*Provided data*:
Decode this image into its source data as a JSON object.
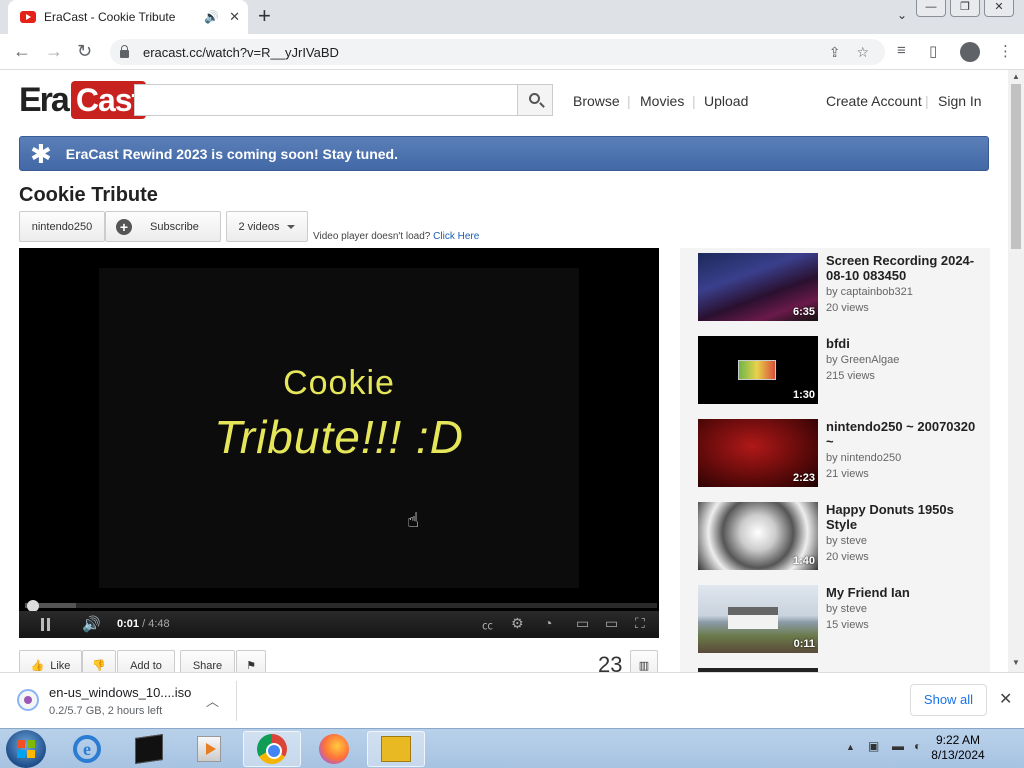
{
  "browser": {
    "tab_title": "EraCast - Cookie Tribute",
    "audio_glyph": "🔊",
    "close_glyph": "✕",
    "new_tab_glyph": "+",
    "tab_list_glyph": "⌄",
    "url": "eracast.cc/watch?v=R__yJrIVaBD",
    "window_buttons": [
      "—",
      "❐",
      "✕"
    ]
  },
  "site": {
    "logo_left": "Era",
    "logo_right": "Cast",
    "search_placeholder": "",
    "nav": [
      "Browse",
      "Movies",
      "Upload"
    ],
    "account": [
      "Create Account",
      "Sign In"
    ],
    "nav_separator": "|",
    "banner": "EraCast Rewind 2023 is coming soon! Stay tuned.",
    "banner_icon_glyph": "✱"
  },
  "video": {
    "title": "Cookie Tribute",
    "uploader": "nintendo250",
    "subscribe_label": "Subscribe",
    "videos_label": "2 videos",
    "not_loading_text": "Video player doesn't load?",
    "click_here": "Click Here",
    "frame_line1": "Cookie",
    "frame_line2": "Tribute!!!  :D",
    "time_current": "0:01",
    "time_total": "/ 4:48",
    "progress_fraction": 0.003,
    "buffered_fraction": 0.08,
    "like_label": "Like",
    "add_to_label": "Add to",
    "share_label": "Share",
    "view_count": "23"
  },
  "related": [
    {
      "title": "Screen Recording 2024-08-10 083450",
      "by": "by captainbob321",
      "views": "20 views",
      "duration": "6:35"
    },
    {
      "title": "bfdi",
      "by": "by GreenAlgae",
      "views": "215 views",
      "duration": "1:30"
    },
    {
      "title": "nintendo250 ~ 20070320 ~",
      "by": "by nintendo250",
      "views": "21 views",
      "duration": "2:23"
    },
    {
      "title": "Happy Donuts 1950s Style",
      "by": "by steve",
      "views": "20 views",
      "duration": "1:40"
    },
    {
      "title": "My Friend Ian",
      "by": "by steve",
      "views": "15 views",
      "duration": "0:11"
    }
  ],
  "download": {
    "file_name": "en-us_windows_10....iso",
    "status": "0.2/5.7 GB, 2 hours left",
    "show_all": "Show all"
  },
  "taskbar": {
    "time": "9:22 AM",
    "date": "8/13/2024"
  },
  "colors": {
    "brand_red": "#c8221e",
    "banner_blue": "#4268a6",
    "link_blue": "#1a5fb4",
    "frame_text_yellow": "#e6e65a"
  }
}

*What is expected*: Reproduce every record above exactly, omitting the pictures.

*Response*:
Decode this image into its source data as a JSON object.
{
  "browser": {
    "tab_title": "EraCast - Cookie Tribute",
    "audio_glyph": "🔊",
    "close_glyph": "✕",
    "new_tab_glyph": "+",
    "tab_list_glyph": "⌄",
    "url": "eracast.cc/watch?v=R__yJrIVaBD",
    "window_buttons": [
      "—",
      "❐",
      "✕"
    ]
  },
  "site": {
    "logo_left": "Era",
    "logo_right": "Cast",
    "search_placeholder": "",
    "nav": [
      "Browse",
      "Movies",
      "Upload"
    ],
    "account": [
      "Create Account",
      "Sign In"
    ],
    "nav_separator": "|",
    "banner": "EraCast Rewind 2023 is coming soon! Stay tuned.",
    "banner_icon_glyph": "✱"
  },
  "video": {
    "title": "Cookie Tribute",
    "uploader": "nintendo250",
    "subscribe_label": "Subscribe",
    "videos_label": "2 videos",
    "not_loading_text": "Video player doesn't load?",
    "click_here": "Click Here",
    "frame_line1": "Cookie",
    "frame_line2": "Tribute!!!  :D",
    "time_current": "0:01",
    "time_total": "/ 4:48",
    "progress_fraction": 0.003,
    "buffered_fraction": 0.08,
    "like_label": "Like",
    "add_to_label": "Add to",
    "share_label": "Share",
    "view_count": "23"
  },
  "related": [
    {
      "title": "Screen Recording 2024-08-10 083450",
      "by": "by captainbob321",
      "views": "20 views",
      "duration": "6:35"
    },
    {
      "title": "bfdi",
      "by": "by GreenAlgae",
      "views": "215 views",
      "duration": "1:30"
    },
    {
      "title": "nintendo250 ~ 20070320 ~",
      "by": "by nintendo250",
      "views": "21 views",
      "duration": "2:23"
    },
    {
      "title": "Happy Donuts 1950s Style",
      "by": "by steve",
      "views": "20 views",
      "duration": "1:40"
    },
    {
      "title": "My Friend Ian",
      "by": "by steve",
      "views": "15 views",
      "duration": "0:11"
    }
  ],
  "download": {
    "file_name": "en-us_windows_10....iso",
    "status": "0.2/5.7 GB, 2 hours left",
    "show_all": "Show all"
  },
  "taskbar": {
    "time": "9:22 AM",
    "date": "8/13/2024"
  },
  "colors": {
    "brand_red": "#c8221e",
    "banner_blue": "#4268a6",
    "link_blue": "#1a5fb4",
    "frame_text_yellow": "#e6e65a"
  }
}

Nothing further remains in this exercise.